(Data items)
════════
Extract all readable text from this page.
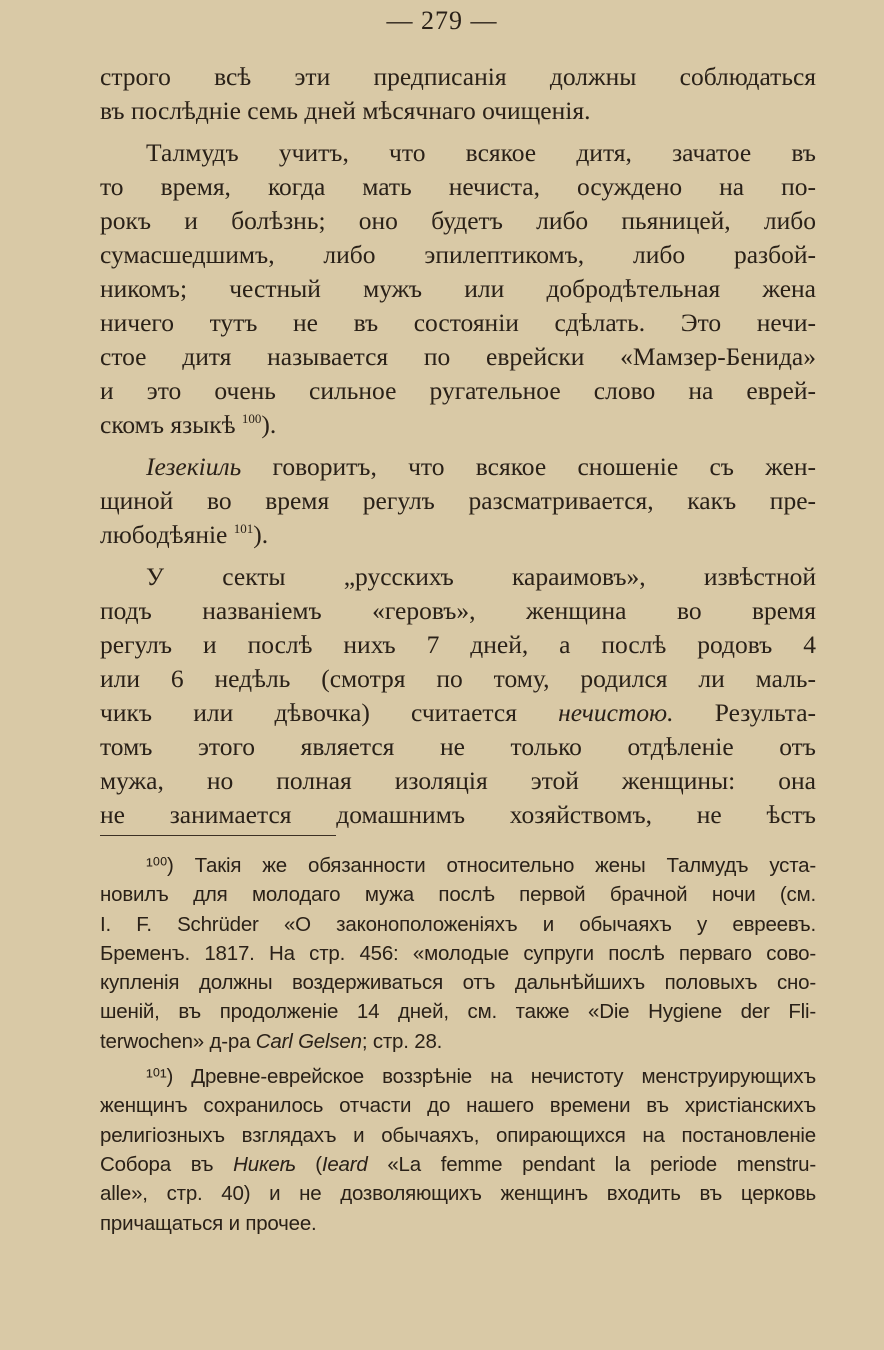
— 279 —
строго всѣ эти предписанія должны соблюдаться
въ послѣдніе семь дней мѣсячнаго очищенія.
Талмудъ учитъ, что всякое дитя, зачатое въ
то время, когда мать нечиста, осуждено на по-
рокъ и болѣзнь; оно будетъ либо пьяницей, либо
сумасшедшимъ, либо эпилептикомъ, либо разбой-
никомъ; честный мужъ или добродѣтельная жена
ничего тутъ не въ состояніи сдѣлать. Это нечи-
стое дитя называется по еврейски «Мамзер-Бенида»
и это очень сильное ругательное слово на еврей-
скомъ языкѣ $^{100}$).
Iезекiиль говоритъ, что всякое сношеніе съ жен-
щиной во время регулъ разсматривается, какъ пре-
любодѣяніе $^{101}$).
У секты „русскихъ караимовъ», извѣстной
подъ названіемъ «геровъ», женщина во время
регулъ и послѣ нихъ 7 дней, а послѣ родовъ 4
или 6 недѣль (смотря по тому, родился ли маль-
чикъ или дѣвочка) считается нечистою. Результа-
томъ этого является не только отдѣленіе отъ
мужа, но полная изоляція этой женщины: она
не занимается домашнимъ хозяйствомъ, не ѣстъ
¹⁰⁰) Такія же обязанности относительно жены Талмудъ уста-
новилъ для молодаго мужа послѣ первой брачной ночи (см.
I. F. Schrüder «О законоположеніяхъ и обычаяхъ у евреевъ.
Бременъ. 1817. На стр. 456: «молодые супруги послѣ перваго сово-
купленія должны воздерживаться отъ дальнѣйшихъ половыхъ сно-
шеній, въ продолженіе 14 дней, см. также «Die Hygiene der Fli-
terwochen» д-ра Carl Gelsen; стр. 28.
¹⁰¹) Древне-еврейское воззрѣніе на нечистоту менструирующихъ
женщинъ сохранилось отчасти до нашего времени въ христіанскихъ
религіозныхъ взглядахъ и обычаяхъ, опирающихся на постановленіе
Собора въ Никеѣ (Ieard «La femme pendant la periode menstru-
alle», стр. 40) и не дозволяющихъ женщинъ входить въ церковь
причащаться и прочее.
════════
* [WHAT TO PRODUCE] Each record above should be copied character for character, with pictures dropped.

* [COMPLETED EXERCISE]
Extract all readable text from this page.
— 279 —
строго всѣ эти предписанія должны соблюдаться
въ послѣдніе семь дней мѣсячнаго очищенія.
Талмудъ учитъ, что всякое дитя, зачатое въ
то время, когда мать нечиста, осуждено на по-
рокъ и болѣзнь; оно будетъ либо пьяницей, либо
сумасшедшимъ, либо эпилептикомъ, либо разбой-
никомъ; честный мужъ или добродѣтельная жена
ничего тутъ не въ состояніи сдѣлать. Это нечи-
стое дитя называется по еврейски «Мамзер-Бенида»
и это очень сильное ругательное слово на еврей-
скомъ языкѣ $^{100}$).
Iезекiиль говоритъ, что всякое сношеніе съ жен-
щиной во время регулъ разсматривается, какъ пре-
любодѣяніе $^{101}$).
У секты „русскихъ караимовъ», извѣстной
подъ названіемъ «геровъ», женщина во время
регулъ и послѣ нихъ 7 дней, а послѣ родовъ 4
или 6 недѣль (смотря по тому, родился ли маль-
чикъ или дѣвочка) считается нечистою. Результа-
томъ этого является не только отдѣленіе отъ
мужа, но полная изоляція этой женщины: она
не занимается домашнимъ хозяйствомъ, не ѣстъ
¹⁰⁰) Такія же обязанности относительно жены Талмудъ уста-
новилъ для молодаго мужа послѣ первой брачной ночи (см.
I. F. Schrüder «О законоположеніяхъ и обычаяхъ у евреевъ.
Бременъ. 1817. На стр. 456: «молодые супруги послѣ перваго сово-
купленія должны воздерживаться отъ дальнѣйшихъ половыхъ сно-
шеній, въ продолженіе 14 дней, см. также «Die Hygiene der Fli-
terwochen» д-ра Carl Gelsen; стр. 28.
¹⁰¹) Древне-еврейское воззрѣніе на нечистоту менструирующихъ
женщинъ сохранилось отчасти до нашего времени въ христіанскихъ
религіозныхъ взглядахъ и обычаяхъ, опирающихся на постановленіе
Собора въ Никеѣ (Ieard «La femme pendant la periode menstru-
alle», стр. 40) и не дозволяющихъ женщинъ входить въ церковь
причащаться и прочее.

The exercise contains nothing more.